Dataset rows for document pages
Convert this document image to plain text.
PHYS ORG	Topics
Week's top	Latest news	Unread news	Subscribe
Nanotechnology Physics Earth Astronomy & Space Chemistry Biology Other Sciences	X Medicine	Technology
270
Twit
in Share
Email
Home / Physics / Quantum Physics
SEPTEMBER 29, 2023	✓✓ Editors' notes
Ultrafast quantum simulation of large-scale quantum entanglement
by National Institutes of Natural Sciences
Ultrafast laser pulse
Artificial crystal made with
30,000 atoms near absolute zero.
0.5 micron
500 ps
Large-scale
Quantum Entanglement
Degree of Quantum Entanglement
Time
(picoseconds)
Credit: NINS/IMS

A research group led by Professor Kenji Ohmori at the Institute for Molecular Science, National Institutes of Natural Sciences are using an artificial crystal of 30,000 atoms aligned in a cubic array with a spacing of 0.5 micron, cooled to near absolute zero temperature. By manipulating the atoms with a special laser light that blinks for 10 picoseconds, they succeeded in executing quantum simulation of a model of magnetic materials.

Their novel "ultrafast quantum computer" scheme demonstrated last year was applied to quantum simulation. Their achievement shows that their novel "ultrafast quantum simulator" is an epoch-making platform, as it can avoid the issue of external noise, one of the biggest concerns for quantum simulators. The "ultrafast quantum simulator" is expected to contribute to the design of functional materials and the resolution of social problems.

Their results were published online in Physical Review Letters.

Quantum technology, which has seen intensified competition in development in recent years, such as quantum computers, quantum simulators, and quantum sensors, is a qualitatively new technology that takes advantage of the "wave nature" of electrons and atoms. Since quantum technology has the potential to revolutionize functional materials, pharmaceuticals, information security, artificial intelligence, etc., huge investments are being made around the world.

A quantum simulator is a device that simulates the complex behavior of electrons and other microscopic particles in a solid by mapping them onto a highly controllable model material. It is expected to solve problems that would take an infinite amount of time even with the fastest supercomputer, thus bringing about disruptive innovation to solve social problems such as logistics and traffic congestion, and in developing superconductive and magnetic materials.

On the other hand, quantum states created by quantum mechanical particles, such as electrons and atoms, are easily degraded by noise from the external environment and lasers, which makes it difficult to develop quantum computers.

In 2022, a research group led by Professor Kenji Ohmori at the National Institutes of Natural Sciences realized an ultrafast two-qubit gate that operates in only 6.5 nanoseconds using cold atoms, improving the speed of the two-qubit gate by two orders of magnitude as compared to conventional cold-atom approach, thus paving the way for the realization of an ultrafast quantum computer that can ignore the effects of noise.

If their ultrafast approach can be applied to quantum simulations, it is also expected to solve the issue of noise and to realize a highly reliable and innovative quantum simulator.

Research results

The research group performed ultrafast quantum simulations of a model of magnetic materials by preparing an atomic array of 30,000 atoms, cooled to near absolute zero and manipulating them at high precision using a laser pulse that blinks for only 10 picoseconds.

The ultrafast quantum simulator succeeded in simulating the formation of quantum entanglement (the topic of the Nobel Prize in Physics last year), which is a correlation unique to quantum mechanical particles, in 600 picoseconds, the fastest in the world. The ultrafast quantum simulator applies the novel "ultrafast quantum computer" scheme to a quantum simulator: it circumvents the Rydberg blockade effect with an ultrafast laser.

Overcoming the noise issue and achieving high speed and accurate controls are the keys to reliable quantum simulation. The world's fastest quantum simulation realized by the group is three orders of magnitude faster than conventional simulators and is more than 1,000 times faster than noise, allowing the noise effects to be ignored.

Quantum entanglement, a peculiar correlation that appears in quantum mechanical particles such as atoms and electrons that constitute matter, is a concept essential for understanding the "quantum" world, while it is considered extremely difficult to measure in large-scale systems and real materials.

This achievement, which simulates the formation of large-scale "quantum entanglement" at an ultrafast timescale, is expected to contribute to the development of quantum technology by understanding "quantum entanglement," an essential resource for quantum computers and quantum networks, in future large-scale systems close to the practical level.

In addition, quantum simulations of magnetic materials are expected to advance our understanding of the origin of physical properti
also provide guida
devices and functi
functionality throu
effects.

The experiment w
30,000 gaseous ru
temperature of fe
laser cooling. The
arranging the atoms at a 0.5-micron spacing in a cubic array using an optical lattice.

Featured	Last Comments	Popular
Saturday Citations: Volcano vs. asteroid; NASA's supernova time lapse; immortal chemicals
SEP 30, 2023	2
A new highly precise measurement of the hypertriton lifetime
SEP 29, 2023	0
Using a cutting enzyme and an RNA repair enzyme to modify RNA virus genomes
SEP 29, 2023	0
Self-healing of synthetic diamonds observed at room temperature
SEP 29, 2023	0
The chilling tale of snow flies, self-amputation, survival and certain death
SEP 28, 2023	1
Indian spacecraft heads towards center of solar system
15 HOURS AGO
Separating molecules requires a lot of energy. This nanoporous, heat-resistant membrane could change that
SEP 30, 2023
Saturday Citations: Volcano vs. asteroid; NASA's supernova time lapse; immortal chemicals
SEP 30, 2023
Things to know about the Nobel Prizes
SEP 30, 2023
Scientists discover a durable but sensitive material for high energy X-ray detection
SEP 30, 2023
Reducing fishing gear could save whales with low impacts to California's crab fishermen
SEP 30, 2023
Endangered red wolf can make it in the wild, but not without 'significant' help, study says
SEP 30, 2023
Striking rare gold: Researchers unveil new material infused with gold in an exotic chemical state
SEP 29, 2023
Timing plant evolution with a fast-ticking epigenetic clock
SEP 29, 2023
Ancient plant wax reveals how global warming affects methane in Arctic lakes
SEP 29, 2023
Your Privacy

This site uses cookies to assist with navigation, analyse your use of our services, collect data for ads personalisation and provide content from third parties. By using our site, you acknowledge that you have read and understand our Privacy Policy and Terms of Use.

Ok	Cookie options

[Prompt] Go through the entries above and copy each line with "cooled" in it.

[Written answer]
A research group led by Professor Kenji Ohmori at the Institute for Molecular Science, National Institutes of Natural Sciences are using an artificial crystal of 30,000 atoms aligned in a cubic array with a spacing of 0.5 micron, cooled to near absolute zero temperature. By manipulating the atoms with a special laser light that blinks for 10 picoseconds, they succeeded in executing quantum simulation of a model of magnetic materials.
The research group performed ultrafast quantum simulations of a model of magnetic materials by preparing an atomic array of 30,000 atoms, cooled to near absolute zero and manipulating them at high precision using a laser pulse that blinks for only 10 picoseconds.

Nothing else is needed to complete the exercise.